(Collection entries)
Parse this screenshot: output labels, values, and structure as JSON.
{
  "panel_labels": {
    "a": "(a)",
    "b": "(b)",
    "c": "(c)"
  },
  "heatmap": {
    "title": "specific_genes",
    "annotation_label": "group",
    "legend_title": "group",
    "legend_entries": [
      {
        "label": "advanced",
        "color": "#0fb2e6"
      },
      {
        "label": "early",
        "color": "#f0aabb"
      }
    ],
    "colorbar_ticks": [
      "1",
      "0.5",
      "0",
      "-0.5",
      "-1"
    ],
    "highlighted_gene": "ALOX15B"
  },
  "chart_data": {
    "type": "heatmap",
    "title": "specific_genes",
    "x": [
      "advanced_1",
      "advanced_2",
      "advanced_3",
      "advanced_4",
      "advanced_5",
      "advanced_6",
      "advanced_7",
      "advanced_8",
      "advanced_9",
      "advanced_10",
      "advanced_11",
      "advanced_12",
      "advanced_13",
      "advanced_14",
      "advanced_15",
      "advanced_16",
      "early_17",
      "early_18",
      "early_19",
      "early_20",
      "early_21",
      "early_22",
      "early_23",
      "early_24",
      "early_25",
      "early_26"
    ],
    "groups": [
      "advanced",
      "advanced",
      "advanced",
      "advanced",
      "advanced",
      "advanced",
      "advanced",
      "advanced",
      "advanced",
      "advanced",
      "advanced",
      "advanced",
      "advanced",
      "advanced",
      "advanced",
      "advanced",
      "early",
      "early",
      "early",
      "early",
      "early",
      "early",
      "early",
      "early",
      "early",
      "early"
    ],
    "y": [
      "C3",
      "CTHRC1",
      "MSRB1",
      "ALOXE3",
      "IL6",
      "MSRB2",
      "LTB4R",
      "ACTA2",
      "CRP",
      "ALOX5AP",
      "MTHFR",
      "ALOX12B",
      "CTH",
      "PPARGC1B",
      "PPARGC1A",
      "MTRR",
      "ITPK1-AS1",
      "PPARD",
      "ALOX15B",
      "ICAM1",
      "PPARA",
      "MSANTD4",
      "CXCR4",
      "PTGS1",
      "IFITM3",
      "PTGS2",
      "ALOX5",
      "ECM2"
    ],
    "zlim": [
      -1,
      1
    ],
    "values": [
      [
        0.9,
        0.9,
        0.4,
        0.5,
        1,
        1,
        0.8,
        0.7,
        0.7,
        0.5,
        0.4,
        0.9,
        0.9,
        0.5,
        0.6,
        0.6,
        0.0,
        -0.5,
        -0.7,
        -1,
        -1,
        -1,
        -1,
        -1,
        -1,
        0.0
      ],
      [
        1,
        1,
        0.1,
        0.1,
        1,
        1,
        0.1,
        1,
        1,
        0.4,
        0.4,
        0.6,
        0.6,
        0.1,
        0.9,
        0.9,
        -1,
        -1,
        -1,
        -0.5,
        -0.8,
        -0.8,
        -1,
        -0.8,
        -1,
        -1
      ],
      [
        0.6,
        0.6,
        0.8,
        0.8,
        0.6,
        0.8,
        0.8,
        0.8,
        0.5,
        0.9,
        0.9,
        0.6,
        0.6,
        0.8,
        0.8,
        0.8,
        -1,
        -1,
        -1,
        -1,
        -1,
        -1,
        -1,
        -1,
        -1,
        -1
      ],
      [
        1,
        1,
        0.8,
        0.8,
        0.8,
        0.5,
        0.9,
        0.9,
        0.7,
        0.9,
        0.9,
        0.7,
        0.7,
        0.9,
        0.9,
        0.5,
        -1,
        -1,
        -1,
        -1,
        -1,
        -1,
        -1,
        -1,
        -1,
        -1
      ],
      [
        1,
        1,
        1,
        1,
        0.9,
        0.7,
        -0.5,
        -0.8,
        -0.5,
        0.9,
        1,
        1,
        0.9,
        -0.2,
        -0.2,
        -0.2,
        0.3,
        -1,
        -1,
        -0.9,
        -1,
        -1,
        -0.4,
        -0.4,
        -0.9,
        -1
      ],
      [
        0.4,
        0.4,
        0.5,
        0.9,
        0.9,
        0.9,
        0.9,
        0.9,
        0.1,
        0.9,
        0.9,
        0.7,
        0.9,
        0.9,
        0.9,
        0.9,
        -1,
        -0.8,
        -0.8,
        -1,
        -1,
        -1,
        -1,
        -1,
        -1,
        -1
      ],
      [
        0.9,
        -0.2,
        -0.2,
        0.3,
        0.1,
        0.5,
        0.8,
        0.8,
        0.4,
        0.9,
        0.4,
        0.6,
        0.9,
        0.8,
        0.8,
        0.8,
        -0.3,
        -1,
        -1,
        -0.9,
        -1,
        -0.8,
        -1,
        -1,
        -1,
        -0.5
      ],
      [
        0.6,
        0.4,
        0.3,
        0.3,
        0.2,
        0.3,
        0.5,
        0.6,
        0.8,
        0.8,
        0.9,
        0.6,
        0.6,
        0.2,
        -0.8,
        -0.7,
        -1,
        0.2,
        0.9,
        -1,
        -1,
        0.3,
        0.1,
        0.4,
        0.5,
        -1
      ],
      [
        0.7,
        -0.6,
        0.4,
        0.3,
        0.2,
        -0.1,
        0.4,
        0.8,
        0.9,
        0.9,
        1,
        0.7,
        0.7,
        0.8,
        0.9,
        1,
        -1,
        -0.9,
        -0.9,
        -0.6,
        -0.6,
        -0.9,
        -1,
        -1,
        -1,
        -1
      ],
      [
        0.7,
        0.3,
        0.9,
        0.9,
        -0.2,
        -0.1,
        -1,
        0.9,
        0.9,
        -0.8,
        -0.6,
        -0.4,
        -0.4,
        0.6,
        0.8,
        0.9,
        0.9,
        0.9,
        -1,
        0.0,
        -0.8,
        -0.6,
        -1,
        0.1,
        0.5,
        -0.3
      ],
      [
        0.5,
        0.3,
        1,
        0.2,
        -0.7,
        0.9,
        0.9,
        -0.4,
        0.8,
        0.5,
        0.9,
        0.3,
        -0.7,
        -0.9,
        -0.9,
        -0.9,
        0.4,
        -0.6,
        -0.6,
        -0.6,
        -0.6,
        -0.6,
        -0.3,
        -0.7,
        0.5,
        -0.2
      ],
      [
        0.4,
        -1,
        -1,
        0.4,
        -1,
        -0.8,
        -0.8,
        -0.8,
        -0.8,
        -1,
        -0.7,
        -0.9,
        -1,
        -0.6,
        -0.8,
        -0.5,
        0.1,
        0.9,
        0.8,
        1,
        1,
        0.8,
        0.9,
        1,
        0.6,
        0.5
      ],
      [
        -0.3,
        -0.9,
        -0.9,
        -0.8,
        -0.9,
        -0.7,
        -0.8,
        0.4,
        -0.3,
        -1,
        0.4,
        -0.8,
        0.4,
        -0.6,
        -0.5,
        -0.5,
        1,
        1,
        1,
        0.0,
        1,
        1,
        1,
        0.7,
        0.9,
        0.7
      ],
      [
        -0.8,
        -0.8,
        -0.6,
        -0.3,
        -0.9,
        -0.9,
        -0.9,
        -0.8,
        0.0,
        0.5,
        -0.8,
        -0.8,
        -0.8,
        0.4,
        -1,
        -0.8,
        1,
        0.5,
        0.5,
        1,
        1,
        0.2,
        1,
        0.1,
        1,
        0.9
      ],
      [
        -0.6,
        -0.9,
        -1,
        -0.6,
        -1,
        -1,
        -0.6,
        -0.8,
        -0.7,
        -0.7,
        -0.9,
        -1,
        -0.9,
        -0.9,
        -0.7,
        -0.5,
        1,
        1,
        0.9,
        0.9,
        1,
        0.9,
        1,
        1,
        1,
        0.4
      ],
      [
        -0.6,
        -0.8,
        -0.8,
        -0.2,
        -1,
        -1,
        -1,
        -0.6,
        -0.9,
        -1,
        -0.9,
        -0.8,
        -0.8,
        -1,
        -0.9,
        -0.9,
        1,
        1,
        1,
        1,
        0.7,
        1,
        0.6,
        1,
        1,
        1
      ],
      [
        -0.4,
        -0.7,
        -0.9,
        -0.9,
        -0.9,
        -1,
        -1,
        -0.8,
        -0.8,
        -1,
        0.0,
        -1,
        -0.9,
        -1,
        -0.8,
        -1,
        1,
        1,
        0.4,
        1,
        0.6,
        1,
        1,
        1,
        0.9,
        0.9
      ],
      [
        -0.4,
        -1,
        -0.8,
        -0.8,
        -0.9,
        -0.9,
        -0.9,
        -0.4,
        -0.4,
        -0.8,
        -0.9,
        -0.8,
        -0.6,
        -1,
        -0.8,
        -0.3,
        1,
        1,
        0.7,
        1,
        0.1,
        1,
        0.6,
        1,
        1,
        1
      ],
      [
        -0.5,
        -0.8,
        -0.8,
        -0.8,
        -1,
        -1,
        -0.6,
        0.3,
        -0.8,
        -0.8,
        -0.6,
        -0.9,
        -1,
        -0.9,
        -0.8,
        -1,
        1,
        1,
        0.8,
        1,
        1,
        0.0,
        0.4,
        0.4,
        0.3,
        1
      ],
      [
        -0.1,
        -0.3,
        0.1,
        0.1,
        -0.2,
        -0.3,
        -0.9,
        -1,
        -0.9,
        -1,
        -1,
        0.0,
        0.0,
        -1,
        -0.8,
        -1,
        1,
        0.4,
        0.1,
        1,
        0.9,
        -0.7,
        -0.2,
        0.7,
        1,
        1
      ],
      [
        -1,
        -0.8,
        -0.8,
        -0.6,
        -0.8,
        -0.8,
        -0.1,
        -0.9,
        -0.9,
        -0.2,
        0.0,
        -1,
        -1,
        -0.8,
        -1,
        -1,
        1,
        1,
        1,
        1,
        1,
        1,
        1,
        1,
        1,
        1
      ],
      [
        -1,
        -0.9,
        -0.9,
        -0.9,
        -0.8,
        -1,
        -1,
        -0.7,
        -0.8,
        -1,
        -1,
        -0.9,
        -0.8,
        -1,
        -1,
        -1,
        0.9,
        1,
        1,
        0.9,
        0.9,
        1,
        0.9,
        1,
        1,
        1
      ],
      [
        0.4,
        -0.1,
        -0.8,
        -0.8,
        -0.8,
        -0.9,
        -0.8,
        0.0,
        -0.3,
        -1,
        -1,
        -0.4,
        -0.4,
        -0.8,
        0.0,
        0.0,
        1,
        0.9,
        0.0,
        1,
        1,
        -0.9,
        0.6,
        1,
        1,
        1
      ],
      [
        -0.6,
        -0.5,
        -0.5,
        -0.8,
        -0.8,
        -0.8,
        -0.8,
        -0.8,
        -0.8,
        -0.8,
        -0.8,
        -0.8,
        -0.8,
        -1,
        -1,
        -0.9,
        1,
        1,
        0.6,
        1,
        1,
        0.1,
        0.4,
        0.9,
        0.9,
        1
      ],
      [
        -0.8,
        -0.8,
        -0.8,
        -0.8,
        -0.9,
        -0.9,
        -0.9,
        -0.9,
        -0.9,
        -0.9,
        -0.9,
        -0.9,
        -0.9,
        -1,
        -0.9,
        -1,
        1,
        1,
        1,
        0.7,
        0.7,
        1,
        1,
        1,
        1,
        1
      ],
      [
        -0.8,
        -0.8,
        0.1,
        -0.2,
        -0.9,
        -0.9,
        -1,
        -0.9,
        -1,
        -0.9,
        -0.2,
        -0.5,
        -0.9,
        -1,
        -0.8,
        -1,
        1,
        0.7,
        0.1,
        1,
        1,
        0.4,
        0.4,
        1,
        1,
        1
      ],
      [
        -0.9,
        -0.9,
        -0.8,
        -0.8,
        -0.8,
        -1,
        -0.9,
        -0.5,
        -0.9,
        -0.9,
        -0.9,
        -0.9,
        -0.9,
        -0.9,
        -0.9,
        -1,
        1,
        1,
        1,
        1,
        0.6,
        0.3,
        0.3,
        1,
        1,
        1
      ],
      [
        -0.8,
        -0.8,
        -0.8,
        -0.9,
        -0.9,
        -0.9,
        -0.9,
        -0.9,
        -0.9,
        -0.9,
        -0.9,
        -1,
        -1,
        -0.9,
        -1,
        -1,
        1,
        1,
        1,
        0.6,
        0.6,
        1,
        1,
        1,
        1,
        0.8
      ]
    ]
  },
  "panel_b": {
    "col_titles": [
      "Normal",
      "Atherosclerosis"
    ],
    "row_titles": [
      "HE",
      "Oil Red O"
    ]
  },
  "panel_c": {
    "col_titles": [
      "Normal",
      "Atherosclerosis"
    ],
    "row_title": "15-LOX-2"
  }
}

What you are asked to do.
Locate the lines above that hold the word "values". Show every one of them.

Exercise response.
Parse this screenshot: output labels, values, and structure as JSON.
    "values": [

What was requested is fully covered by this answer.